■ Problem statement ■
Where a line contains the word "rule", copy that line in full.

■ Dataset records ■

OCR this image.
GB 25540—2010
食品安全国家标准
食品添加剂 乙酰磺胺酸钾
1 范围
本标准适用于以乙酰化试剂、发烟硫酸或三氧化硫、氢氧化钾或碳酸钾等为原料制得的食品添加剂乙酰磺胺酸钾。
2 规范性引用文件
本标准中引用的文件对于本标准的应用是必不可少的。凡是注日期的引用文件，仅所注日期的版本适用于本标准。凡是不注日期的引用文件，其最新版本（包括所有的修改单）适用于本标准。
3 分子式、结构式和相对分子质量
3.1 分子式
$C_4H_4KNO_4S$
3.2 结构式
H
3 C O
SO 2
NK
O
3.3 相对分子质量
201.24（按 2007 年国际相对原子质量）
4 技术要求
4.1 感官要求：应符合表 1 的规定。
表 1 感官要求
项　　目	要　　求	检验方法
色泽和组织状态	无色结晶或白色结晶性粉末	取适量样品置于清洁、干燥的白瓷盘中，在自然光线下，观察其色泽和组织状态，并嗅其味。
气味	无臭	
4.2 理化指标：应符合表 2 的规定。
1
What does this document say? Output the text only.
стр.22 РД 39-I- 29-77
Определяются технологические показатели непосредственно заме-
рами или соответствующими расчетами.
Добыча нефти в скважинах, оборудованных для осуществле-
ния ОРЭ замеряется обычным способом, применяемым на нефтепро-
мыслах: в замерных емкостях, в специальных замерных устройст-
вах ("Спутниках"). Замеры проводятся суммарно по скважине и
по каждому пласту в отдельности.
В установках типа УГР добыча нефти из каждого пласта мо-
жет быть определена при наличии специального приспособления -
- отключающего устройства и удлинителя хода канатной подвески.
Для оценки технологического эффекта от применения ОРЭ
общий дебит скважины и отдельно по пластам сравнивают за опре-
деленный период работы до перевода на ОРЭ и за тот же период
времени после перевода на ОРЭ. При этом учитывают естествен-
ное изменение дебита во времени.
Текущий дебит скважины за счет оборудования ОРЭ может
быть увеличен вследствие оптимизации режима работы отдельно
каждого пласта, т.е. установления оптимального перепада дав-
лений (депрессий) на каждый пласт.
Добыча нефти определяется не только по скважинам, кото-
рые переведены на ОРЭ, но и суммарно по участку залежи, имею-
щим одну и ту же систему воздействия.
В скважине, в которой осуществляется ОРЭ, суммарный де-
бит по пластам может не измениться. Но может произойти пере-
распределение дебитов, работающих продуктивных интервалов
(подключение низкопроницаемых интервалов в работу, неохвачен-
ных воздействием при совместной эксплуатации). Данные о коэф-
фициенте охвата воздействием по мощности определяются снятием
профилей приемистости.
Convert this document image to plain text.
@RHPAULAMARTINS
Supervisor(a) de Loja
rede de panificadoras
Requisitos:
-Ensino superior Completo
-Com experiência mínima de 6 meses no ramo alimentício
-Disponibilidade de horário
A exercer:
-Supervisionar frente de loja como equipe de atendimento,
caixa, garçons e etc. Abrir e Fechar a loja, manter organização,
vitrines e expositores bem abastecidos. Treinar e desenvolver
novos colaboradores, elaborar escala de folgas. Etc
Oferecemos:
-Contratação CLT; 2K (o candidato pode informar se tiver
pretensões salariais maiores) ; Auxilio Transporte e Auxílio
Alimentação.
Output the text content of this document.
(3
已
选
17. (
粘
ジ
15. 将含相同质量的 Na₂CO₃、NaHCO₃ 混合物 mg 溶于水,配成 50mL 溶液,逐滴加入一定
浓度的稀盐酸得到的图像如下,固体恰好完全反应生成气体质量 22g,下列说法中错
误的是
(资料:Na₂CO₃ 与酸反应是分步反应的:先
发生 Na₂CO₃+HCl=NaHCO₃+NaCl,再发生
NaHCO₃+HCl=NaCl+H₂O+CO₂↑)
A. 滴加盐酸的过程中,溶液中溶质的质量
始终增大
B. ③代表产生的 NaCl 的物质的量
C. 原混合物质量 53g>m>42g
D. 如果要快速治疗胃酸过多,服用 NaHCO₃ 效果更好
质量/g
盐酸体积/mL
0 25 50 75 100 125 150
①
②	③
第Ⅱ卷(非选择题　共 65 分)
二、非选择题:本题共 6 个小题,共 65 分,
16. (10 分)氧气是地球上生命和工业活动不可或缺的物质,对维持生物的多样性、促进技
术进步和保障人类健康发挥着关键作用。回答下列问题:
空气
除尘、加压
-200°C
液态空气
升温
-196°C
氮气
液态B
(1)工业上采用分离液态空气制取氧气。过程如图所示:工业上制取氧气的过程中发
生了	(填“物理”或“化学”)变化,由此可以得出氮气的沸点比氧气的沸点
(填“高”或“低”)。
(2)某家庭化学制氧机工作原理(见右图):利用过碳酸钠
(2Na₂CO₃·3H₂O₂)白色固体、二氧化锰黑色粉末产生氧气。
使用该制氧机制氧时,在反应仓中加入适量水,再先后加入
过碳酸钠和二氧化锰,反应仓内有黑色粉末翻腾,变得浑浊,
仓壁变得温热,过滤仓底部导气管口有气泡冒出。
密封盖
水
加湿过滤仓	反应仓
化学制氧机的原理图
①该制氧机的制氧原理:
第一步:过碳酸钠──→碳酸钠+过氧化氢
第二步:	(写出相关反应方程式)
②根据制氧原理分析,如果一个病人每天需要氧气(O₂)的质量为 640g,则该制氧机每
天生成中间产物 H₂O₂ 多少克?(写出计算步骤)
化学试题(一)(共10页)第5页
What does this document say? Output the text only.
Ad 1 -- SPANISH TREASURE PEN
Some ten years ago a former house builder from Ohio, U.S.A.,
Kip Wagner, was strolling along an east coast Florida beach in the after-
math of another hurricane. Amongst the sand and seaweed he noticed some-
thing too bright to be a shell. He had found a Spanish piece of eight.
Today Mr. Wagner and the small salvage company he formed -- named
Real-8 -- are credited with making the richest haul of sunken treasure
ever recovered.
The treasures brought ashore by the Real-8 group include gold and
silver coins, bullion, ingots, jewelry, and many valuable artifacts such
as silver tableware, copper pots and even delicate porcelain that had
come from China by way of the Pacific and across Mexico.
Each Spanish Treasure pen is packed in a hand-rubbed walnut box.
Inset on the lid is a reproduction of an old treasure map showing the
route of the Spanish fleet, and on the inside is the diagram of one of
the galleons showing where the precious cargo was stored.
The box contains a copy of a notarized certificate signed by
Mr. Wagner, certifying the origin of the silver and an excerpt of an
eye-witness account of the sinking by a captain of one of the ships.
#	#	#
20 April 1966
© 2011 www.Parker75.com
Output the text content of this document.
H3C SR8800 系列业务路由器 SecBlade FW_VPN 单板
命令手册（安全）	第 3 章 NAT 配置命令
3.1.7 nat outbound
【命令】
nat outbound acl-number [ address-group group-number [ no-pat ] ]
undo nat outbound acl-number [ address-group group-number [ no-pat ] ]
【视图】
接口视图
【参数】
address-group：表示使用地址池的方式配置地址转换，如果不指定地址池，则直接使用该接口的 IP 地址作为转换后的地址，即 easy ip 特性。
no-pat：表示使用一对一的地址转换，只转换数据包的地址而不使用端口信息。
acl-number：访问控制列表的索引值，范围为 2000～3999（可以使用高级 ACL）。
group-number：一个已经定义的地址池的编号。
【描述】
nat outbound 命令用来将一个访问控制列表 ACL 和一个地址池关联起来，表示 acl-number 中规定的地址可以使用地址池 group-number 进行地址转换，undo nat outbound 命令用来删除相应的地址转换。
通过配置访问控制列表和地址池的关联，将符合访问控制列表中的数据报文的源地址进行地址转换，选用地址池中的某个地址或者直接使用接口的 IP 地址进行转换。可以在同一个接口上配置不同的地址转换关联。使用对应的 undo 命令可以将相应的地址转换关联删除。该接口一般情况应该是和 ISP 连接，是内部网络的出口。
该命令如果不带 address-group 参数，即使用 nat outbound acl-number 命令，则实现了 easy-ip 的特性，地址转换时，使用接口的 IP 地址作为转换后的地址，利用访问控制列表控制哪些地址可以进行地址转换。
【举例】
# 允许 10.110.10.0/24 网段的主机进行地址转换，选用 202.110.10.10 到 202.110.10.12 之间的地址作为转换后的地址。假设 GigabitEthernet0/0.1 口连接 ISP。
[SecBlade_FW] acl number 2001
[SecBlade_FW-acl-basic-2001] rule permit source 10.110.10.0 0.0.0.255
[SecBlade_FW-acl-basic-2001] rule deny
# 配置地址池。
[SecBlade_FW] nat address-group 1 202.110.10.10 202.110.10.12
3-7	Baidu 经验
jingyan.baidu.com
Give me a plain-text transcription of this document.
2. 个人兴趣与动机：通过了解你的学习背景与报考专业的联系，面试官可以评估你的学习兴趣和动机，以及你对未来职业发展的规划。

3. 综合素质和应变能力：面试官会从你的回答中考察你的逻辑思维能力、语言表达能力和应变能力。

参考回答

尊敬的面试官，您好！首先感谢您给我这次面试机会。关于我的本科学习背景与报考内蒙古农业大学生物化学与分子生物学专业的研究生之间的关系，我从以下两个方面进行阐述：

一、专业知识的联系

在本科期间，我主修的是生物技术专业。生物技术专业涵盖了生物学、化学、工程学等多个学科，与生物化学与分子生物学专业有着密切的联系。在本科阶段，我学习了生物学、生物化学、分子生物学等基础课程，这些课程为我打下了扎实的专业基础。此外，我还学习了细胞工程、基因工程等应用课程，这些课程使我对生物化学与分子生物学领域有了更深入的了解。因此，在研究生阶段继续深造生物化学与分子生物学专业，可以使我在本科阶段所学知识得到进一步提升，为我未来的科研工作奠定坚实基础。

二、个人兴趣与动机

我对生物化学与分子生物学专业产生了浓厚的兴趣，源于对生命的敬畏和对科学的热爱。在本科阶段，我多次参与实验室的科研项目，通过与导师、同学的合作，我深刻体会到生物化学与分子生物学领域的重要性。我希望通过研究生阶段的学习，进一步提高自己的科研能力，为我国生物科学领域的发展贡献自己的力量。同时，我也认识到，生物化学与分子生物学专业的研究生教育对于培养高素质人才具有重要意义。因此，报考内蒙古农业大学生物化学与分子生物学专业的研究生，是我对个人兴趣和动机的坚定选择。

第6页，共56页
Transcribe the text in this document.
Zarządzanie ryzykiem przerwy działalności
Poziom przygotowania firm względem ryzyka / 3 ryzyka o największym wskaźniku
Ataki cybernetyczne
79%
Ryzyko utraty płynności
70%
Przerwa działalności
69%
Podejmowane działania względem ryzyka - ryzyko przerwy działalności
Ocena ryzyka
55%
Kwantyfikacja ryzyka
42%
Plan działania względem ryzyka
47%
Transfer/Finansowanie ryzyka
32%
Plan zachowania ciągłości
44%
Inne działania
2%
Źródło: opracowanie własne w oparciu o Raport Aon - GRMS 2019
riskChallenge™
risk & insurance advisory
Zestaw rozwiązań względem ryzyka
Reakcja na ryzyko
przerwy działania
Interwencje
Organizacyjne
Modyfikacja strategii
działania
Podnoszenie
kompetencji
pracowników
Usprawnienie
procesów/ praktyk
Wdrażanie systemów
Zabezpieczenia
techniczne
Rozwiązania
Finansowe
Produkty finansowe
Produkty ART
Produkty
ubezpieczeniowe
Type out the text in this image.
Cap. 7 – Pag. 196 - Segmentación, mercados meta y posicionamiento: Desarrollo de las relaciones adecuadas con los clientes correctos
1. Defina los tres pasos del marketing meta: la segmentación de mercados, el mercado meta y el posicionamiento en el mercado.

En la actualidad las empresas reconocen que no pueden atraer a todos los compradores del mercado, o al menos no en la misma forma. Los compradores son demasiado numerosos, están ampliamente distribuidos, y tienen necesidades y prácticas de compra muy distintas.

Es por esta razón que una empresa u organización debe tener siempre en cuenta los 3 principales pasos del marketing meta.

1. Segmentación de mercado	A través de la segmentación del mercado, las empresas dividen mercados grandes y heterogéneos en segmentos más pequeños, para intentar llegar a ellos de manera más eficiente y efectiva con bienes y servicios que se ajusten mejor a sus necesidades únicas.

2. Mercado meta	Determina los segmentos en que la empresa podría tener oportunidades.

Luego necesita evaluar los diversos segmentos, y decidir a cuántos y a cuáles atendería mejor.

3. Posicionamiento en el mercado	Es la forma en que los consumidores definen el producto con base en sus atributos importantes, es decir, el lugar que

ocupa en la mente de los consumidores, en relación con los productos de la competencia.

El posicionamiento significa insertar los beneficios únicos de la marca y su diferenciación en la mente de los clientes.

■ Exercise answer ■
[SecBlade_FW-acl-basic-2001] rule permit source 10.110.10.0 0.0.0.255
[SecBlade_FW-acl-basic-2001] rule deny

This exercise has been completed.